[Figure content listings]
------------------------

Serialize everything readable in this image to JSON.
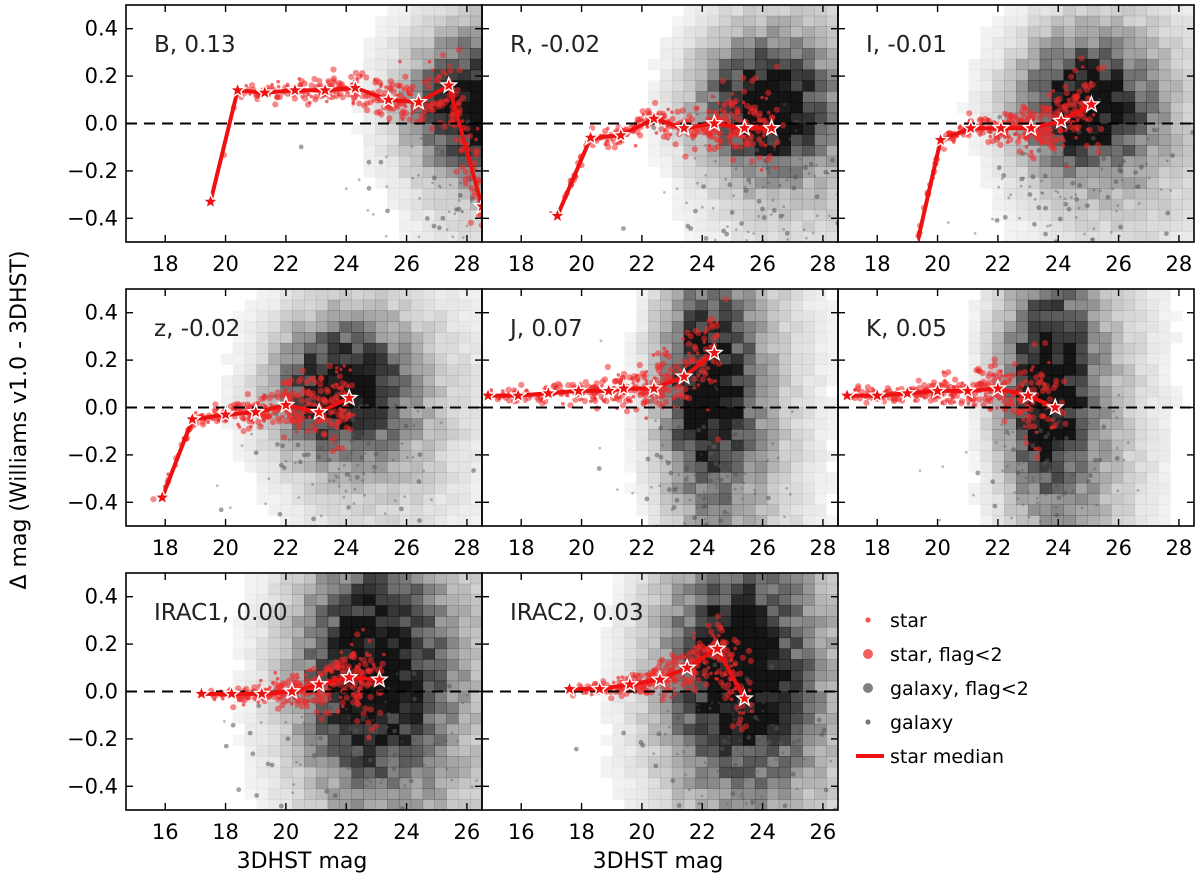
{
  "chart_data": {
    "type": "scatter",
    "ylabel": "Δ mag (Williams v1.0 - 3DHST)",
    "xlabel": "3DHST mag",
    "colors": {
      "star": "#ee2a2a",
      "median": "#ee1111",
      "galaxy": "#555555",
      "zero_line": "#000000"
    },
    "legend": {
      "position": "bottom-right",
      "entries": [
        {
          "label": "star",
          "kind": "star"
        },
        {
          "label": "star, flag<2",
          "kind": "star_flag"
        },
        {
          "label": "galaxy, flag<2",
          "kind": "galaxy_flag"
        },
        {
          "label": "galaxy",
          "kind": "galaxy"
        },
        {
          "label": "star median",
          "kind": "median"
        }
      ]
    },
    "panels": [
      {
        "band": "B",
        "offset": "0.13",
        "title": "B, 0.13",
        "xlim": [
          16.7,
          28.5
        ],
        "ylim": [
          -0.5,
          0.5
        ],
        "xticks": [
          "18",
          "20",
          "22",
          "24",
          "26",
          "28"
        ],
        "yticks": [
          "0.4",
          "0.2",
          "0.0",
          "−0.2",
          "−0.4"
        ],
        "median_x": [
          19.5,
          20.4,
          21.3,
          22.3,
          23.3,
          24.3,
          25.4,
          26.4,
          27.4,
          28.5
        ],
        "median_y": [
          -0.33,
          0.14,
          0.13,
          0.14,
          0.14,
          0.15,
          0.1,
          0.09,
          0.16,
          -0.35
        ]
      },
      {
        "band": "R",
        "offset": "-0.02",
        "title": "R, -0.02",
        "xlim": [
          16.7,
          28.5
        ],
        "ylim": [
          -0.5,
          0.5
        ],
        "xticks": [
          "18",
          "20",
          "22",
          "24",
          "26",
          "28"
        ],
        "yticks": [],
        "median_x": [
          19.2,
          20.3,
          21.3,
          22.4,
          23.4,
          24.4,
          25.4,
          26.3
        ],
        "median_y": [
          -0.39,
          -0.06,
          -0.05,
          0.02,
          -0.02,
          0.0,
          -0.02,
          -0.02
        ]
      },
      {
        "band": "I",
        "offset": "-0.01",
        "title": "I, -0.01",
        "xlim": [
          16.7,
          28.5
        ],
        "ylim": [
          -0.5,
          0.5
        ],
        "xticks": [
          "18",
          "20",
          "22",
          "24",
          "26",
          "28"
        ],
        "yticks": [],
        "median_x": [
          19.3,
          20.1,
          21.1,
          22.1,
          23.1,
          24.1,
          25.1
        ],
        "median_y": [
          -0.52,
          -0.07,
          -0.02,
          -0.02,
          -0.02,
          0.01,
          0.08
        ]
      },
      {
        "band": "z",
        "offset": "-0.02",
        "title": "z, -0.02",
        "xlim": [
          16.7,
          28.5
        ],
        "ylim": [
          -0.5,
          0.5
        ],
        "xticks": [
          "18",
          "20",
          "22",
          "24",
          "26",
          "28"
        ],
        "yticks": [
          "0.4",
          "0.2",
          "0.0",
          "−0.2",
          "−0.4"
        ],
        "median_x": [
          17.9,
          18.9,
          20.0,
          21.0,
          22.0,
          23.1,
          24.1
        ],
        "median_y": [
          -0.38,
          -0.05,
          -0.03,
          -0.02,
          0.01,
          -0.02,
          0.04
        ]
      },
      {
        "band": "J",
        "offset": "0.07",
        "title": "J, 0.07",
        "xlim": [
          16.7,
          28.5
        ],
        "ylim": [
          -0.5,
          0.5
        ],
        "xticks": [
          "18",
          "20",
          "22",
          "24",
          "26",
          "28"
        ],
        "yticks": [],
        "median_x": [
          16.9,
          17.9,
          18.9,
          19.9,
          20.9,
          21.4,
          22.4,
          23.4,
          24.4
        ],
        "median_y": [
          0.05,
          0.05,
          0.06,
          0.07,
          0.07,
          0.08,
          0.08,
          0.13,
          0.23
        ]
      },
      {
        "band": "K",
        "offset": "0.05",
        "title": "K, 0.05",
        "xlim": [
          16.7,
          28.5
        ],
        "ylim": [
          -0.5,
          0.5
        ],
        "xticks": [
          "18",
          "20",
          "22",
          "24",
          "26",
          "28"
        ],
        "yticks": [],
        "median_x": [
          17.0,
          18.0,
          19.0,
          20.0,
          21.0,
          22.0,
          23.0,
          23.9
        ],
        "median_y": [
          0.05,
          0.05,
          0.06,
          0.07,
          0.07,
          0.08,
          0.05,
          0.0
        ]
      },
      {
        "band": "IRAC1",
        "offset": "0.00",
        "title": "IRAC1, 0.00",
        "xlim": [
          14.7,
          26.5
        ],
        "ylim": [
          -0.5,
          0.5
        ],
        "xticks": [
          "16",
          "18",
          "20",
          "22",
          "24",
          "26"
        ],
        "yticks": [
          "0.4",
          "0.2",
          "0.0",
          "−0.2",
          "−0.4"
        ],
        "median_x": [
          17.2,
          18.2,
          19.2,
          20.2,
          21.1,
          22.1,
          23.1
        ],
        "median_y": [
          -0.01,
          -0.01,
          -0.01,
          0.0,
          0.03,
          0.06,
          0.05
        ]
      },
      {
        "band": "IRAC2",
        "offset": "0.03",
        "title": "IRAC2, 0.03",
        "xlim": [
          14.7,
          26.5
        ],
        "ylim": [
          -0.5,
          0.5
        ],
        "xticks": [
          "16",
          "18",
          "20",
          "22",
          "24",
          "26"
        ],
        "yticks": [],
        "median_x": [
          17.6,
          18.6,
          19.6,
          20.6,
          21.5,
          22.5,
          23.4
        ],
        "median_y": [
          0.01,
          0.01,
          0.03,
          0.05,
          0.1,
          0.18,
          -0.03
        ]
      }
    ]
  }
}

------------------------

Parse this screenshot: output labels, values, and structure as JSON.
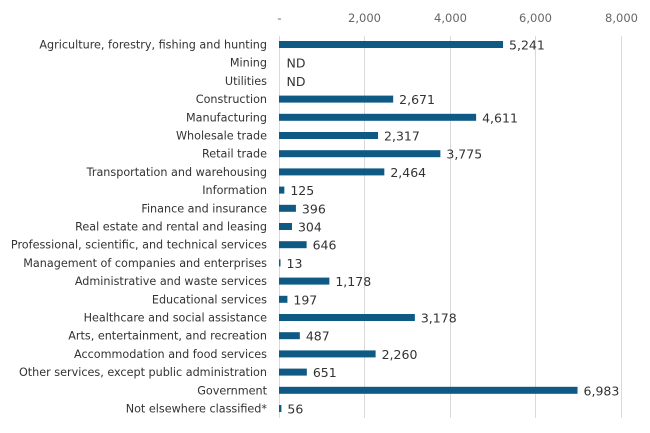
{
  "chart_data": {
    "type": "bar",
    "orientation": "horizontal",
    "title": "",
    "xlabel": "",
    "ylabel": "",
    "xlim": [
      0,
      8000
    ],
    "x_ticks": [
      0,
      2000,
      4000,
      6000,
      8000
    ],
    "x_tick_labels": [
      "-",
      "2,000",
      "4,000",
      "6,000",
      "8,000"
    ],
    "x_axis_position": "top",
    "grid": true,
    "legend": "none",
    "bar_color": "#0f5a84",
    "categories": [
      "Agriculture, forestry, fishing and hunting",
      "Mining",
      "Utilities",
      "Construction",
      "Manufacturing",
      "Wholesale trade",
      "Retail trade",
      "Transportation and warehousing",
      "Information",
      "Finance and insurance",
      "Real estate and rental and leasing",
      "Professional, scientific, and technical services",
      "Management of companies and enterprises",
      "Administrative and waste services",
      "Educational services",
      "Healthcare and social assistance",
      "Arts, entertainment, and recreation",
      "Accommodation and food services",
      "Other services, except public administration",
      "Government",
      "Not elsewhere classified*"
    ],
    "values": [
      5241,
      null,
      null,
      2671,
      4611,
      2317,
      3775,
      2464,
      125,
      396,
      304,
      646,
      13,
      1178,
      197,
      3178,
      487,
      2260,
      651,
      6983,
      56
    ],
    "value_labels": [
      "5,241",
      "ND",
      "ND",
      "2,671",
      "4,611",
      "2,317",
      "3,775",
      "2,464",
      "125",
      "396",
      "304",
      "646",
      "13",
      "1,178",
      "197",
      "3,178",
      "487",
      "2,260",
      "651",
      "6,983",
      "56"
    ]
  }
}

------------------------

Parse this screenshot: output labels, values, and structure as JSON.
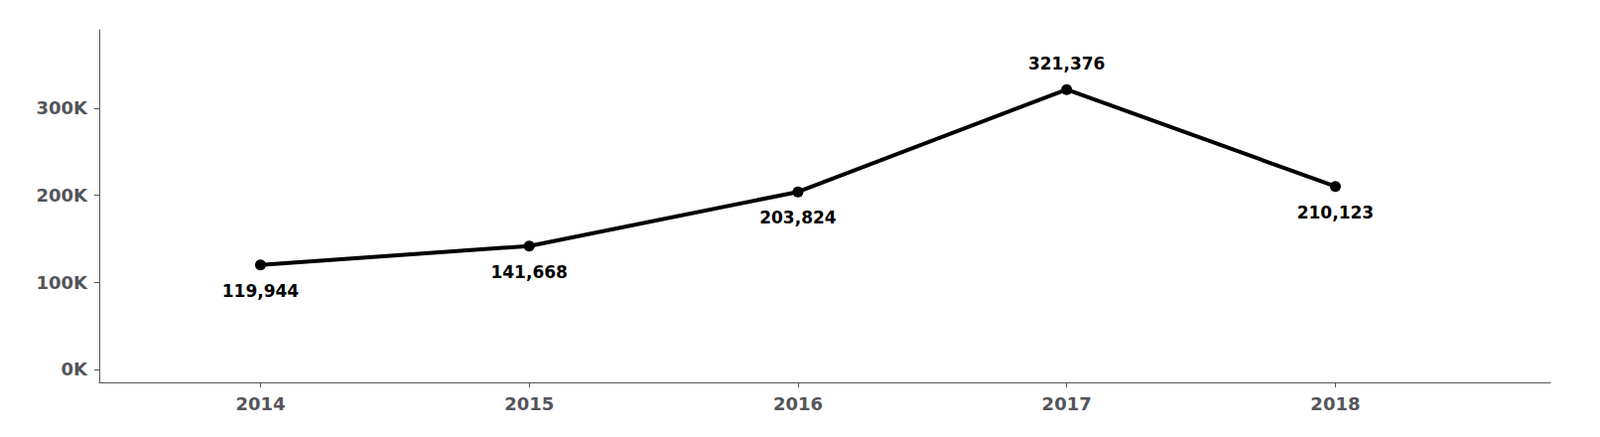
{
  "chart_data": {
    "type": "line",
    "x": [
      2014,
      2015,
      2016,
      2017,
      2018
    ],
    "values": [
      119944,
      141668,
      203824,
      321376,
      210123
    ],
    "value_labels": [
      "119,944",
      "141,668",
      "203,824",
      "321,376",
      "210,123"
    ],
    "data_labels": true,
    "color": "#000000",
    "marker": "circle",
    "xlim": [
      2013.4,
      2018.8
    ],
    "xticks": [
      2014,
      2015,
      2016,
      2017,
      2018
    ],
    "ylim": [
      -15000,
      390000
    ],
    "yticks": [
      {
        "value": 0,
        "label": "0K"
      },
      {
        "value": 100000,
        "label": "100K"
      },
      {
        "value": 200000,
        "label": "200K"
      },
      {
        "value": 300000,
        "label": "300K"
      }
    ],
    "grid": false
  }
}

------------------------

▸ **Problem requirements**:
Scan the listing above and identify each line holding the string "services"; copy every such line.

▸ **Task response**:
      "Professional, scientific, and technical services",
      "Administrative and waste services",
      "Educational services",
      "Accommodation and food services",
      "Other services, except public administration",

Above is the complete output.